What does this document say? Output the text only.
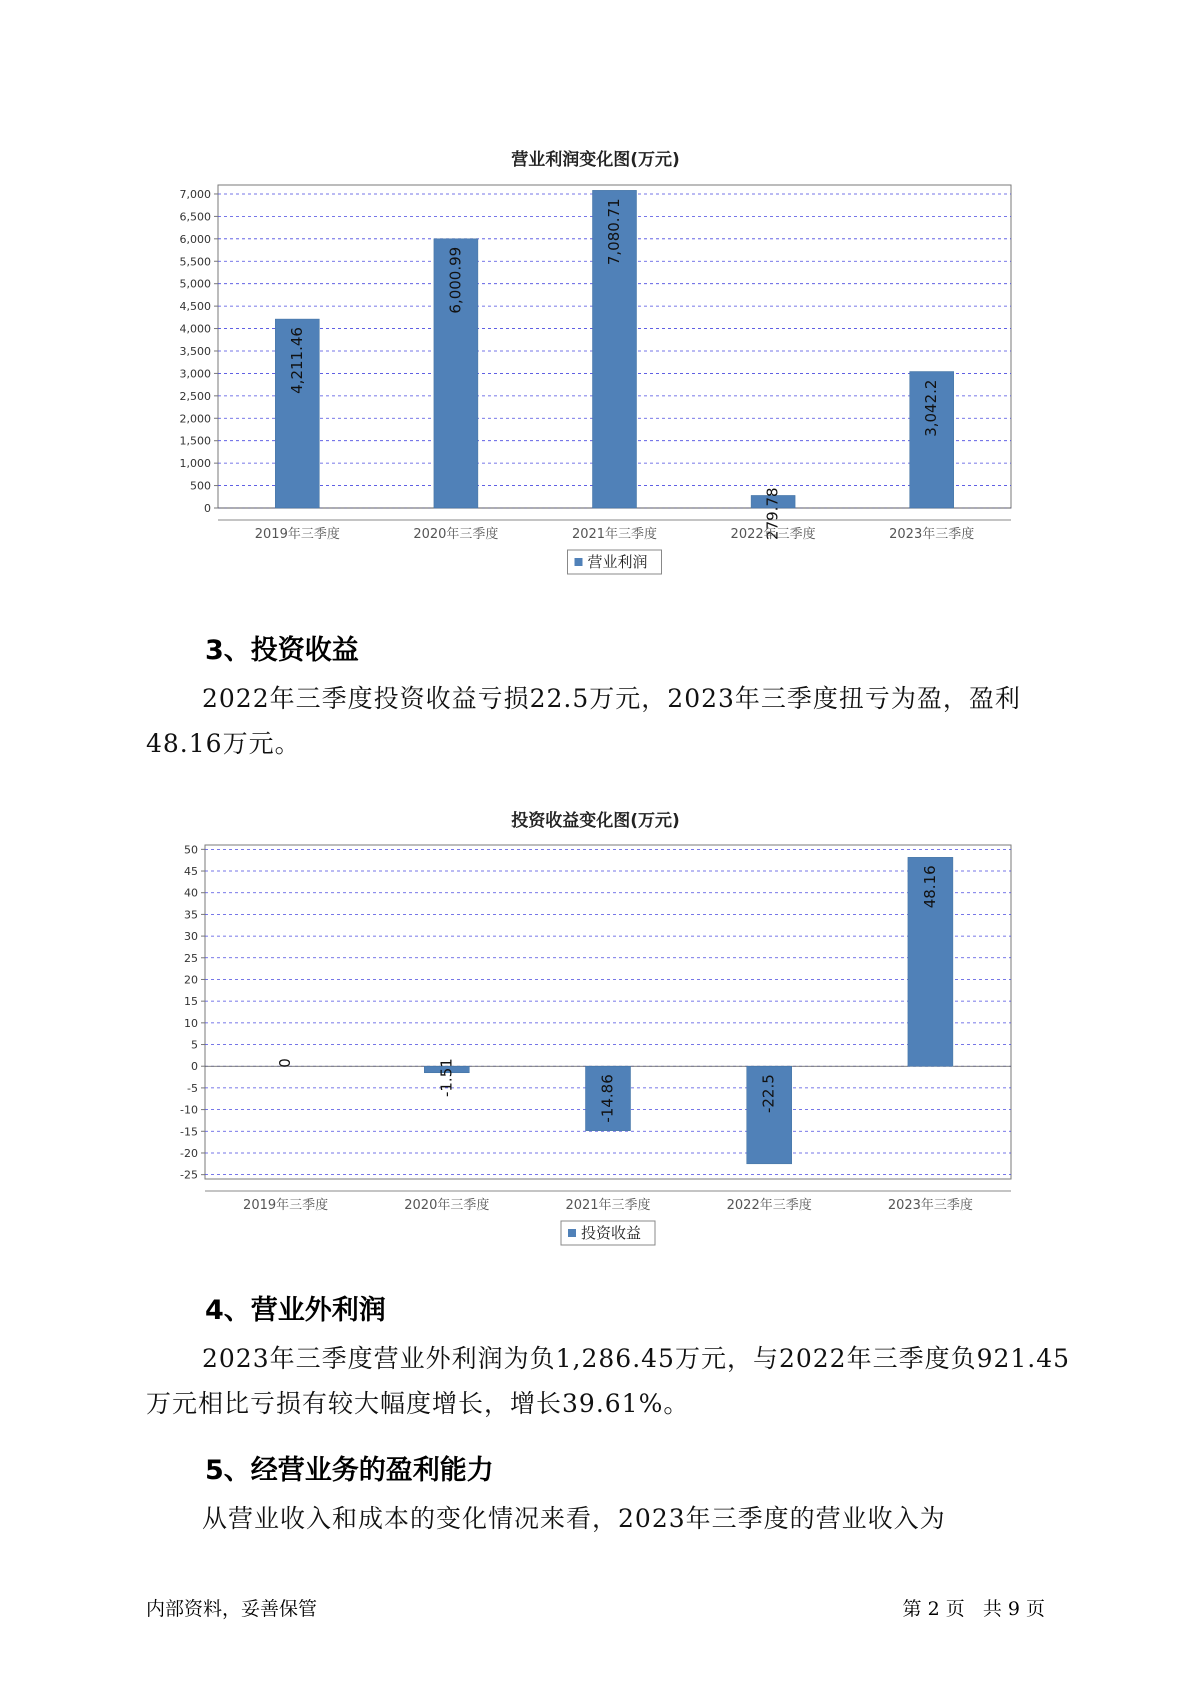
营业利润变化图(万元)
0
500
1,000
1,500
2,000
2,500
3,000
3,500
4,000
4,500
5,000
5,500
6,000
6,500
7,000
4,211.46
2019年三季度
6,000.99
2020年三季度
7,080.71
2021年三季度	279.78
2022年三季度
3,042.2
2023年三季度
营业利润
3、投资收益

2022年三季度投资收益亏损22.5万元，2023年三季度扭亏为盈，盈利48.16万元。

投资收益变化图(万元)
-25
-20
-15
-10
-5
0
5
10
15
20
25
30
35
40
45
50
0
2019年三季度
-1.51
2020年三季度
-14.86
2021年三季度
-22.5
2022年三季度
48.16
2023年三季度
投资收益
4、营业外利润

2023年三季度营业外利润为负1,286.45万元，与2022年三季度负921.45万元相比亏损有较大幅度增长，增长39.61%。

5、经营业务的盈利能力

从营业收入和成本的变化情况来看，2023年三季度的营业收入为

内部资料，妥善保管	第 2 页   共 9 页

+ + + + + + +

▸ Description of the task
Make an exact reproduction of the listing above, without any pictures.

▸ Response for this exercise
What does this document say? Output the text only.
营业利润变化图(万元)
0
500
1,000
1,500
2,000
2,500
3,000
3,500
4,000
4,500
5,000
5,500
6,000
6,500
7,000
4,211.46
2019年三季度
6,000.99
2020年三季度
7,080.71
2021年三季度	279.78
2022年三季度
3,042.2
2023年三季度
营业利润
3、投资收益

2022年三季度投资收益亏损22.5万元，2023年三季度扭亏为盈，盈利48.16万元。

投资收益变化图(万元)
-25
-20
-15
-10
-5
0
5
10
15
20
25
30
35
40
45
50
0
2019年三季度
-1.51
2020年三季度
-14.86
2021年三季度
-22.5
2022年三季度
48.16
2023年三季度
投资收益
4、营业外利润

2023年三季度营业外利润为负1,286.45万元，与2022年三季度负921.45万元相比亏损有较大幅度增长，增长39.61%。

5、经营业务的盈利能力

从营业收入和成本的变化情况来看，2023年三季度的营业收入为

内部资料，妥善保管	第 2 页   共 9 页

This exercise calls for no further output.